What you are asked to do:
Copy each line of the data below with the word "Nadmorska".

Data for this exercise:

*-*-*

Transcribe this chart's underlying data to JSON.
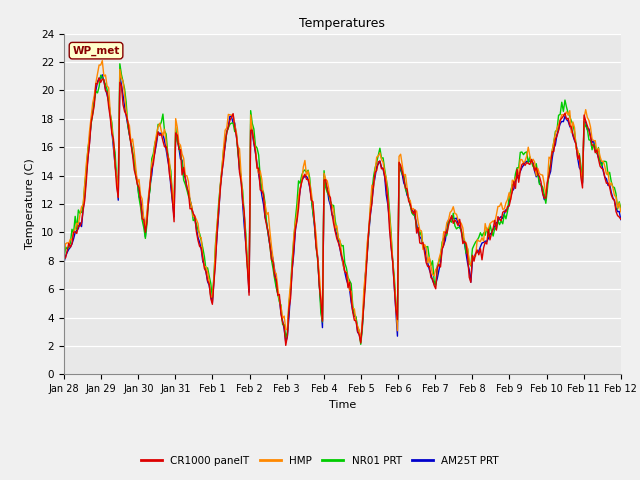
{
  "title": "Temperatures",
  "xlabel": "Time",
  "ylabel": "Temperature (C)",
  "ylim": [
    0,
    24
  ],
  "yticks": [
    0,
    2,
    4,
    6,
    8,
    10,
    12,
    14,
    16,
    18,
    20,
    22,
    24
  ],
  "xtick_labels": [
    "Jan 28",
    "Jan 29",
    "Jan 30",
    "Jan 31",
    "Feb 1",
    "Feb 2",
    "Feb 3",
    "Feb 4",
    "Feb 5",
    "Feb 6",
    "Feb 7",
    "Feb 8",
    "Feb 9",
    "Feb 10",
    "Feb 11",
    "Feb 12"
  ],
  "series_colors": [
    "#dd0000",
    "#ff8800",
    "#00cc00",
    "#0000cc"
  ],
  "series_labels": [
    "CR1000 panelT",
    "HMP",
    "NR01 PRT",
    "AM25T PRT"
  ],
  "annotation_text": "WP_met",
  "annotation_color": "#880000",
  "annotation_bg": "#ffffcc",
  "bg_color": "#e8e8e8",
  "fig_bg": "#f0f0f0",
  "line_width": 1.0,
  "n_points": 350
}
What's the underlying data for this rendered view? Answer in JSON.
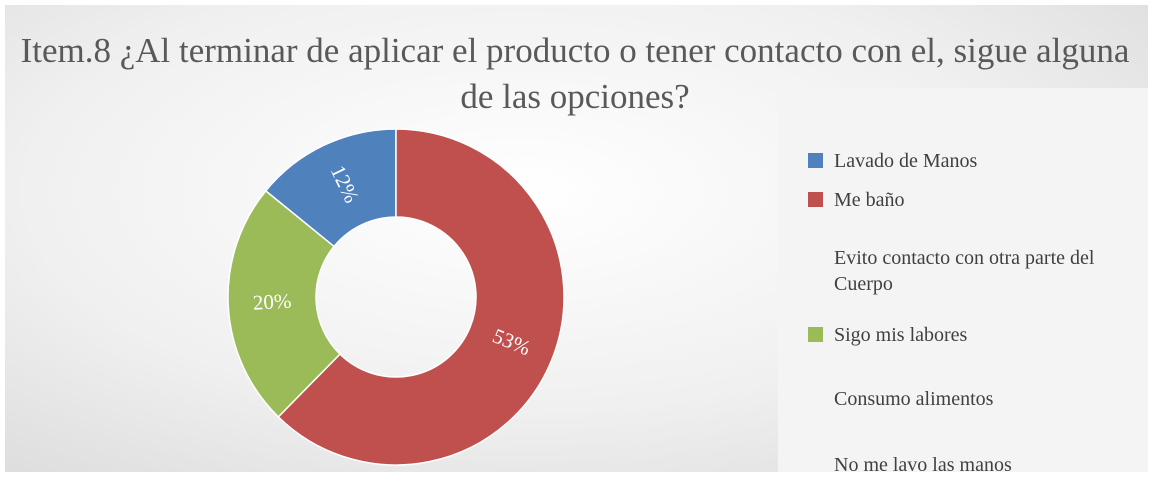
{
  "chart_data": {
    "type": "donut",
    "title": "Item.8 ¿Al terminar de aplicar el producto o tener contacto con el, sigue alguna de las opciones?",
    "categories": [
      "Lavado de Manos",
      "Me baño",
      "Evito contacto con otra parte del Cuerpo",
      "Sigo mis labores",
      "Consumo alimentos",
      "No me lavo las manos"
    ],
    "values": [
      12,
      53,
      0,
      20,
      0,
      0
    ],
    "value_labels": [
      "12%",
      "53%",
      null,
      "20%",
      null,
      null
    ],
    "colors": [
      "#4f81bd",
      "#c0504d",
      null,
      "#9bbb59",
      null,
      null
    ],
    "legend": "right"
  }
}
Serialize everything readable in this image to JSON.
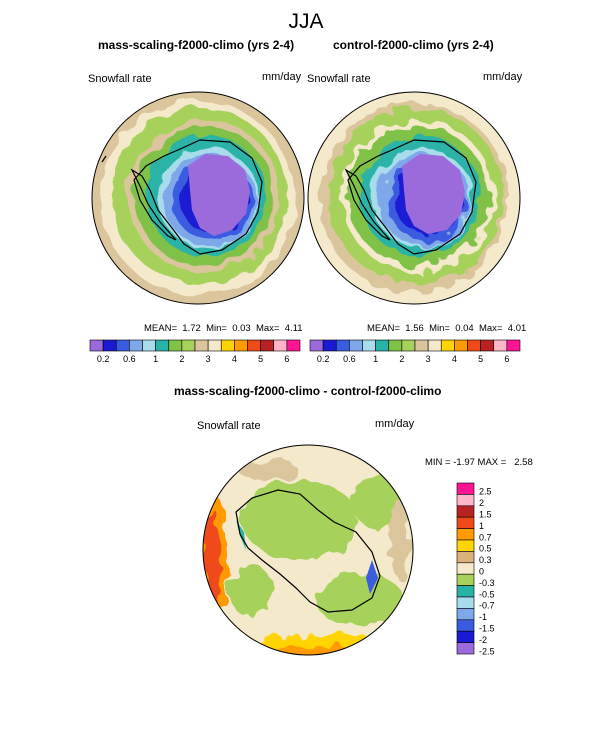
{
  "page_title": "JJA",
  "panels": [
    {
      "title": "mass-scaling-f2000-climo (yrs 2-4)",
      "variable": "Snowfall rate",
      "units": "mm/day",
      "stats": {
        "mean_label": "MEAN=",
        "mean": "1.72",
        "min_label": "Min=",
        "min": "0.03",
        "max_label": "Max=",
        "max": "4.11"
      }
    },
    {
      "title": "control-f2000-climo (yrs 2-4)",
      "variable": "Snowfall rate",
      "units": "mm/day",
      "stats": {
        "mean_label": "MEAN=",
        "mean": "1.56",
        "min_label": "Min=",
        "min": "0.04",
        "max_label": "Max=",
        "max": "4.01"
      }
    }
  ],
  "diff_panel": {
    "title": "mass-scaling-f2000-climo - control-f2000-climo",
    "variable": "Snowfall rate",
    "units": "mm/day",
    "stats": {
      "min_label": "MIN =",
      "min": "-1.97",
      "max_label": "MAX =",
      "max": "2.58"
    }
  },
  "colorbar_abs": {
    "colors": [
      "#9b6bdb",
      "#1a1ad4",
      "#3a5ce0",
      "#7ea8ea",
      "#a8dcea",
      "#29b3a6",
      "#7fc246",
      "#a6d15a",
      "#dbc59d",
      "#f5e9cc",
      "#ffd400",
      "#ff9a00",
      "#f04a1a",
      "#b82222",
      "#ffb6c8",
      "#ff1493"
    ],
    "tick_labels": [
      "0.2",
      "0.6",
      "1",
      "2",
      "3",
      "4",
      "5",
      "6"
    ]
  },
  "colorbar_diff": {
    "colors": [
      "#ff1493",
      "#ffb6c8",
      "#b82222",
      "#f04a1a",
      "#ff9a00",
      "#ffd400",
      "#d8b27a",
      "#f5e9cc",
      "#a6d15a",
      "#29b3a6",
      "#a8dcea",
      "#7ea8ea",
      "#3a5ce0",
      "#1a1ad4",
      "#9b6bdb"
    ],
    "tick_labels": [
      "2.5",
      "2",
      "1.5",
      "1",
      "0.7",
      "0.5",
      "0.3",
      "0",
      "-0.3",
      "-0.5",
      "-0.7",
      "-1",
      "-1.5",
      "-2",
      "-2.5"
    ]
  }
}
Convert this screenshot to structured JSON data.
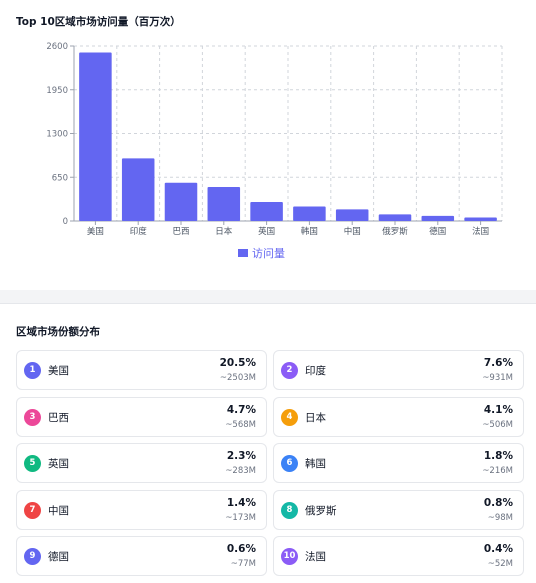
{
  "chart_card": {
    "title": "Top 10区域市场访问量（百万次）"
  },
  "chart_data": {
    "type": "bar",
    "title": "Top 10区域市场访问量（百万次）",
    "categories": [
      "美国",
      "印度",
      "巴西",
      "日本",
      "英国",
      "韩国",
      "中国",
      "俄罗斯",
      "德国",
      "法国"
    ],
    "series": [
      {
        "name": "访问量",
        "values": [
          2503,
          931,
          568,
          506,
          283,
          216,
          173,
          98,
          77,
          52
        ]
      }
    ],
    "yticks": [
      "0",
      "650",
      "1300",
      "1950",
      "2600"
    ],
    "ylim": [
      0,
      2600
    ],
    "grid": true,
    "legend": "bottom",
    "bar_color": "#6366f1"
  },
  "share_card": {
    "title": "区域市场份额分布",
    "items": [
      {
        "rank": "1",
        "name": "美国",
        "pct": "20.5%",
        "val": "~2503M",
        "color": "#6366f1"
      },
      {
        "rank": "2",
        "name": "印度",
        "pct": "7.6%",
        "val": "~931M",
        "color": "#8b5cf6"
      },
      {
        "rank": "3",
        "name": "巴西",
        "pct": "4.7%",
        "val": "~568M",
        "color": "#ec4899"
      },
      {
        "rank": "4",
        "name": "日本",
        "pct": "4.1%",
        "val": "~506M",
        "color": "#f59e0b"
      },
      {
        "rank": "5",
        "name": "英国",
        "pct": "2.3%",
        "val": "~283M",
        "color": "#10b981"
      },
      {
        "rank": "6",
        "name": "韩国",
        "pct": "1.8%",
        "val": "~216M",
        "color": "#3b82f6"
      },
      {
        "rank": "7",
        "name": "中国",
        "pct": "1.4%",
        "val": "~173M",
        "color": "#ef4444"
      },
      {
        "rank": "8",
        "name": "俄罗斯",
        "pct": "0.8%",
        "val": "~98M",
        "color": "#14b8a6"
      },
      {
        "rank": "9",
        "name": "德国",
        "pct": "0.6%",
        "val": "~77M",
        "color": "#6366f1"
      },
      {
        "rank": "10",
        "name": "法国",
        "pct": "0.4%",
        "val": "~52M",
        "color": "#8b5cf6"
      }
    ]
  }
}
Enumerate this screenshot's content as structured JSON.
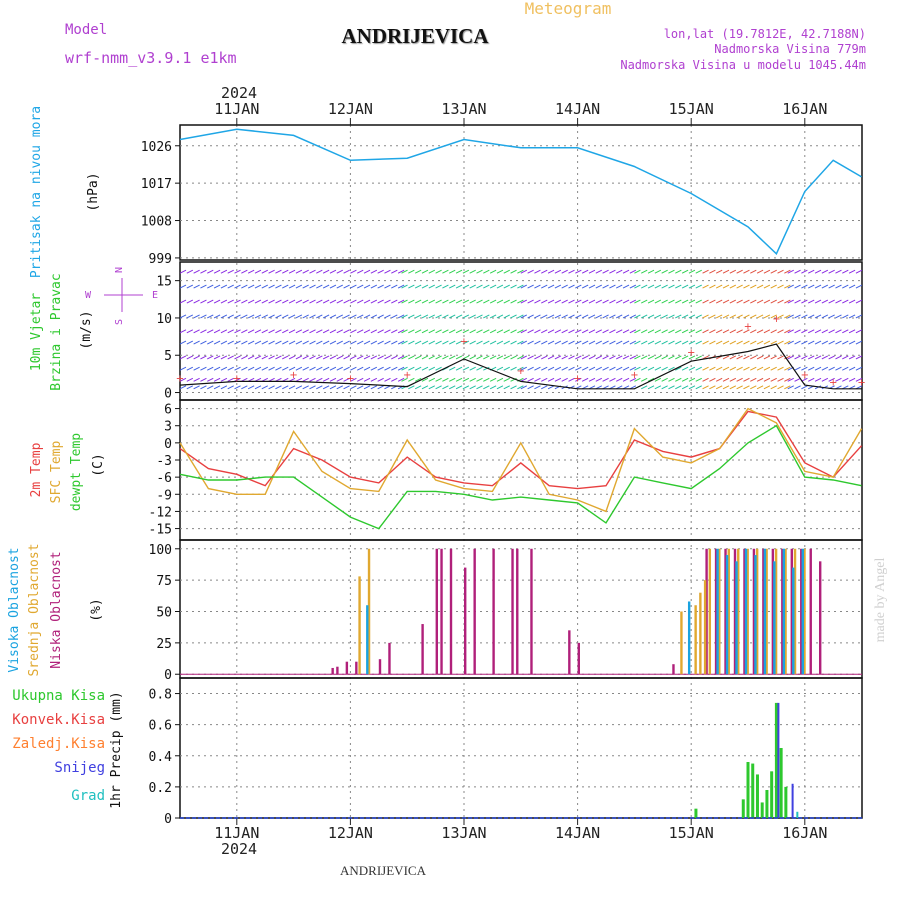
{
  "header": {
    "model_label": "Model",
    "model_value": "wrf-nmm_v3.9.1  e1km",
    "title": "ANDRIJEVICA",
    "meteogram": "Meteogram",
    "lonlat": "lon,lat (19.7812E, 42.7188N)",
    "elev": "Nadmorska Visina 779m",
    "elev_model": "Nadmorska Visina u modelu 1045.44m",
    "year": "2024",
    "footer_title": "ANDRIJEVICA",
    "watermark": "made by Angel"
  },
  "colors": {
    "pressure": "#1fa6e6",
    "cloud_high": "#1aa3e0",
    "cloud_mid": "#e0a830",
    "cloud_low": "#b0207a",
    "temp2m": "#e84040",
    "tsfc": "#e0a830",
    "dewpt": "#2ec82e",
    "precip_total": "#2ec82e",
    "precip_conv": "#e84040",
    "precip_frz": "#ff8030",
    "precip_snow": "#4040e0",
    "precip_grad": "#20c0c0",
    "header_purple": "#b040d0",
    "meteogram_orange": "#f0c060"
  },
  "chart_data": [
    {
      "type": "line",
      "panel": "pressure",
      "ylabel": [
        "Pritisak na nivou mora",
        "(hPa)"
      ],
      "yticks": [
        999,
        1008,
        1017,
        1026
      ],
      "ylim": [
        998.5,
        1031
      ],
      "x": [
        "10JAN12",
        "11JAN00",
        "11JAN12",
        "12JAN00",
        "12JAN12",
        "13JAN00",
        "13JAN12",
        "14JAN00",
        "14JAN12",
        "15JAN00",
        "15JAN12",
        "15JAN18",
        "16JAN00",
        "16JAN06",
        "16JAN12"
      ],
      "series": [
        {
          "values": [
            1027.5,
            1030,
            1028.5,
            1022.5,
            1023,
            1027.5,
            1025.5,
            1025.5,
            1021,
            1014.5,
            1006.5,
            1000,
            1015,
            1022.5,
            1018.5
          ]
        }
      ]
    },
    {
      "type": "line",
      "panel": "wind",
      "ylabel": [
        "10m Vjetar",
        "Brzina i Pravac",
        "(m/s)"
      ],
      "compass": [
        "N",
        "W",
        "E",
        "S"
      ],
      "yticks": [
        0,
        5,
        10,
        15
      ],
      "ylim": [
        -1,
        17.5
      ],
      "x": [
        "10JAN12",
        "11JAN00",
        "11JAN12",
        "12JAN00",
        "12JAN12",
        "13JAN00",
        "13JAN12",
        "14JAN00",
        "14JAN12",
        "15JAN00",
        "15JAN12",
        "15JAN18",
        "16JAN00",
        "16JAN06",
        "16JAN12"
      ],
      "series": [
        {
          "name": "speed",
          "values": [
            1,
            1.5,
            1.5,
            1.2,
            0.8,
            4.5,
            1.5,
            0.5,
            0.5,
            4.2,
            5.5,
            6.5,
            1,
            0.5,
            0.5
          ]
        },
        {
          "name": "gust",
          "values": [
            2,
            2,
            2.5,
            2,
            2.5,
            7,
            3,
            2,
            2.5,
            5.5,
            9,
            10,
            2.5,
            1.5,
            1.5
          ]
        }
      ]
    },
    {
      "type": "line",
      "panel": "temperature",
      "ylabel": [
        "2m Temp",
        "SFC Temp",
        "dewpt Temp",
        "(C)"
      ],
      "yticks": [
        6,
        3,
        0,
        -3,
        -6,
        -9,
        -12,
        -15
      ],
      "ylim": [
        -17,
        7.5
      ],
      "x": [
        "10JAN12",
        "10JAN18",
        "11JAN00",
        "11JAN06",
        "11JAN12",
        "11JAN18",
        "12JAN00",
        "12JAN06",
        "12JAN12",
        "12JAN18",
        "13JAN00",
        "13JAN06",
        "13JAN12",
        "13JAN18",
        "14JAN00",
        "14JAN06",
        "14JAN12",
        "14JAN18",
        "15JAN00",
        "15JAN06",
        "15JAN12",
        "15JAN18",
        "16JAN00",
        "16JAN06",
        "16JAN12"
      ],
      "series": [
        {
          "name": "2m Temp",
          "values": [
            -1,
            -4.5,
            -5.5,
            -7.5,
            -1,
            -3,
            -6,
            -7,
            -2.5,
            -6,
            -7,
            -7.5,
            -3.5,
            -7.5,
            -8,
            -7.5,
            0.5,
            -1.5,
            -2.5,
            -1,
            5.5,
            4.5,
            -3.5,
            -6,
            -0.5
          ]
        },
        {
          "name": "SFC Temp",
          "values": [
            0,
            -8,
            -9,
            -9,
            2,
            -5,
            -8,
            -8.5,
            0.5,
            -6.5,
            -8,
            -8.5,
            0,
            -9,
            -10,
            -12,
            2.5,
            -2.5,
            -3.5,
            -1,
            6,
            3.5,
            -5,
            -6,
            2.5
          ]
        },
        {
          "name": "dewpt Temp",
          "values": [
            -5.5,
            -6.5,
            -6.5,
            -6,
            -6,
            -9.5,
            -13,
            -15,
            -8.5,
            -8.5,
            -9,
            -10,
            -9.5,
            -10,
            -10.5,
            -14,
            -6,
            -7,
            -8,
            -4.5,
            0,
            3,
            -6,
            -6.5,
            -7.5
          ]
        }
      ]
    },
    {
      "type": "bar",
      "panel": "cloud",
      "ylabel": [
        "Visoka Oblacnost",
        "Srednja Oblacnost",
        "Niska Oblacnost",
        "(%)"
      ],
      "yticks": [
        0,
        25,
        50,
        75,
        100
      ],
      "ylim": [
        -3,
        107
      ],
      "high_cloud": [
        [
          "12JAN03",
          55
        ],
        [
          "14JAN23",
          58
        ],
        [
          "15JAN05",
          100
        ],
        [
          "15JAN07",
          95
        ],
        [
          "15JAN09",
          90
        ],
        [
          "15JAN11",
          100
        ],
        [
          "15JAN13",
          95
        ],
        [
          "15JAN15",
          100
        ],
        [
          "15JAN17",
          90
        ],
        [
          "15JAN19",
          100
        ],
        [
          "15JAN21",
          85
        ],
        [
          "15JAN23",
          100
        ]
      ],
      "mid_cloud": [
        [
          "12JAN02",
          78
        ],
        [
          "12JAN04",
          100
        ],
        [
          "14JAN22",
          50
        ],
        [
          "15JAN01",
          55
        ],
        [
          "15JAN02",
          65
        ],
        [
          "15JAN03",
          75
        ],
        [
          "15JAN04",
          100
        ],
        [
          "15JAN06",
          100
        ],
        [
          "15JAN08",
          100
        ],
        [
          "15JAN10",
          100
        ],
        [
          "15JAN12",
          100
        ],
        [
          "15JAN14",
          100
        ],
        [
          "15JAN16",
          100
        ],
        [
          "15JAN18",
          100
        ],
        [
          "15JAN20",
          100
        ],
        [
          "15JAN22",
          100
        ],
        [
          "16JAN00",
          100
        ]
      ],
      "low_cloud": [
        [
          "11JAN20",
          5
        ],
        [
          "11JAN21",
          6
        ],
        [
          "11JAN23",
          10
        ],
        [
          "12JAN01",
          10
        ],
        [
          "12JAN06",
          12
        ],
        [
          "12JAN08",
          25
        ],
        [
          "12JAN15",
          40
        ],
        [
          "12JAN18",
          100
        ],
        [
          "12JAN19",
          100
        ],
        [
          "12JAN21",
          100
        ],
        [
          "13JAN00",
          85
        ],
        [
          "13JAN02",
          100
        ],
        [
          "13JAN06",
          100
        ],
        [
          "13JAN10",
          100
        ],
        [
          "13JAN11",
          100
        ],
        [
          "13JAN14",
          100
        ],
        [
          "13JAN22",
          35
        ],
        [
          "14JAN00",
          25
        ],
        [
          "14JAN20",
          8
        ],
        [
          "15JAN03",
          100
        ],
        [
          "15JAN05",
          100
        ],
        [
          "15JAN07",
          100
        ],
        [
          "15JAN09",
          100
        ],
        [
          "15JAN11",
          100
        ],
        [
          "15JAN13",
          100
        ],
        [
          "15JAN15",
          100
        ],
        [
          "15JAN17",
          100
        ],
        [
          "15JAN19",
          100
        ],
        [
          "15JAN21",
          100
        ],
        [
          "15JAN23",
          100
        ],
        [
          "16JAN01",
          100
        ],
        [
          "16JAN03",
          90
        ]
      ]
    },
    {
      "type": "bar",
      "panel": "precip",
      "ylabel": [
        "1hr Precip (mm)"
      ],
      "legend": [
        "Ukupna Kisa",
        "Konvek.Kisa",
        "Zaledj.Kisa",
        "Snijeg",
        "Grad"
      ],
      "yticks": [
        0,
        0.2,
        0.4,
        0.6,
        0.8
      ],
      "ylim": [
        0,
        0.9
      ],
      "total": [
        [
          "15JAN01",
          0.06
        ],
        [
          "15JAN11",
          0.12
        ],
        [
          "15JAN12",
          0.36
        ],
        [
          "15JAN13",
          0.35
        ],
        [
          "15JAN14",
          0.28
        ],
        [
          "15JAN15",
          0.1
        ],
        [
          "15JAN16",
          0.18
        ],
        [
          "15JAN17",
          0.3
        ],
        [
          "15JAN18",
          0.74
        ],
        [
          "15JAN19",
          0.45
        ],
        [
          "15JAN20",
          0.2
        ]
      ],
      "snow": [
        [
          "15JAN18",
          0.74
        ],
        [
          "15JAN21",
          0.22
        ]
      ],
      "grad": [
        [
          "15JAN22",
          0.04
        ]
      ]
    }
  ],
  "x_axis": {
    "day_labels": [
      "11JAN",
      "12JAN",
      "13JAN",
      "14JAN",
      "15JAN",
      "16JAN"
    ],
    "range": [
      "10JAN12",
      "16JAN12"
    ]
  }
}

*-*-*

Exercise response:
    "elev": "Nadmorska Visina 779m",
    "elev_model": "Nadmorska Visina u modelu 1045.44m",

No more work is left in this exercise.